** Work to do **
Make an exact copy of the records, with the images left out.
[START Records for the task]
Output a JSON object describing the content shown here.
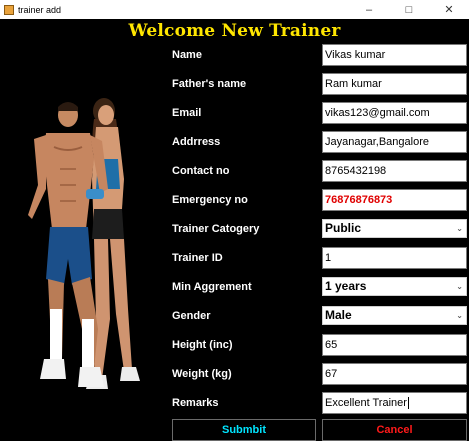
{
  "window": {
    "title": "trainer add",
    "minimize": "–",
    "maximize": "□",
    "close": "✕"
  },
  "heading": "Welcome New Trainer",
  "form": {
    "name": {
      "label": "Name",
      "value": "Vikas kumar"
    },
    "father_name": {
      "label": "Father's name",
      "value": "Ram kumar"
    },
    "email": {
      "label": "Email",
      "value": "vikas123@gmail.com"
    },
    "address": {
      "label": "Addrress",
      "value": "Jayanagar,Bangalore"
    },
    "contact": {
      "label": "Contact no",
      "value": "8765432198"
    },
    "emergency": {
      "label": "Emergency no",
      "value": "76876876873"
    },
    "category": {
      "label": "Trainer Catogery",
      "value": "Public"
    },
    "trainer_id": {
      "label": "Trainer ID",
      "value": "1"
    },
    "agreement": {
      "label": "Min Aggrement",
      "value": "1 years"
    },
    "gender": {
      "label": "Gender",
      "value": "Male"
    },
    "height": {
      "label": "Height (inc)",
      "value": "65"
    },
    "weight": {
      "label": "Weight (kg)",
      "value": "67"
    },
    "remarks": {
      "label": "Remarks",
      "value": "Excellent Trainer"
    }
  },
  "buttons": {
    "submit": "Submbit",
    "cancel": "Cancel"
  },
  "colors": {
    "heading": "#ffe600",
    "submit": "#00e5ff",
    "cancel": "#ff1a1a",
    "emergency_text": "#e00000"
  },
  "icons": {
    "dropdown": "chevron-down-icon",
    "app": "java-cup-icon"
  }
}
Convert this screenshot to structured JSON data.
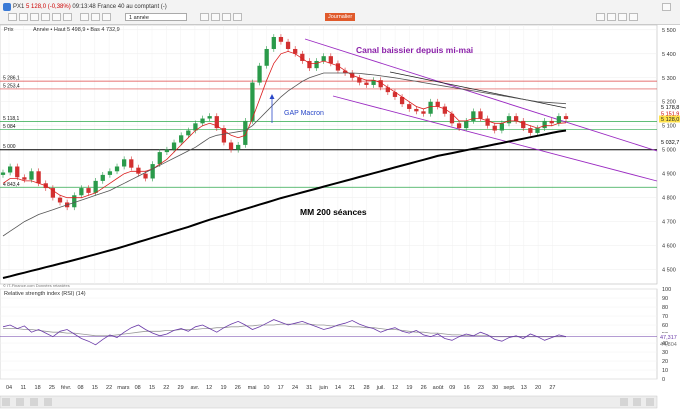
[END Records for the task]
** Answer for this exercise **
Output a JSON object describing the content shown here.
{
  "window": {
    "title": "trainer add",
    "minimize": "–",
    "maximize": "□",
    "close": "✕"
  },
  "heading": "Welcome New Trainer",
  "form": {
    "name": {
      "label": "Name",
      "value": "Vikas kumar"
    },
    "father_name": {
      "label": "Father's name",
      "value": "Ram kumar"
    },
    "email": {
      "label": "Email",
      "value": "vikas123@gmail.com"
    },
    "address": {
      "label": "Addrress",
      "value": "Jayanagar,Bangalore"
    },
    "contact": {
      "label": "Contact no",
      "value": "8765432198"
    },
    "emergency": {
      "label": "Emergency no",
      "value": "76876876873"
    },
    "category": {
      "label": "Trainer Catogery",
      "value": "Public"
    },
    "trainer_id": {
      "label": "Trainer ID",
      "value": "1"
    },
    "agreement": {
      "label": "Min Aggrement",
      "value": "1 years"
    },
    "gender": {
      "label": "Gender",
      "value": "Male"
    },
    "height": {
      "label": "Height (inc)",
      "value": "65"
    },
    "weight": {
      "label": "Weight (kg)",
      "value": "67"
    },
    "remarks": {
      "label": "Remarks",
      "value": "Excellent Trainer"
    }
  },
  "buttons": {
    "submit": "Submbit",
    "cancel": "Cancel"
  },
  "colors": {
    "heading": "#ffe600",
    "submit": "#00e5ff",
    "cancel": "#ff1a1a",
    "emergency_text": "#e00000"
  },
  "icons": {
    "dropdown": "chevron-down-icon",
    "app": "java-cup-icon"
  }
}
Convert this screenshot to structured JSON data.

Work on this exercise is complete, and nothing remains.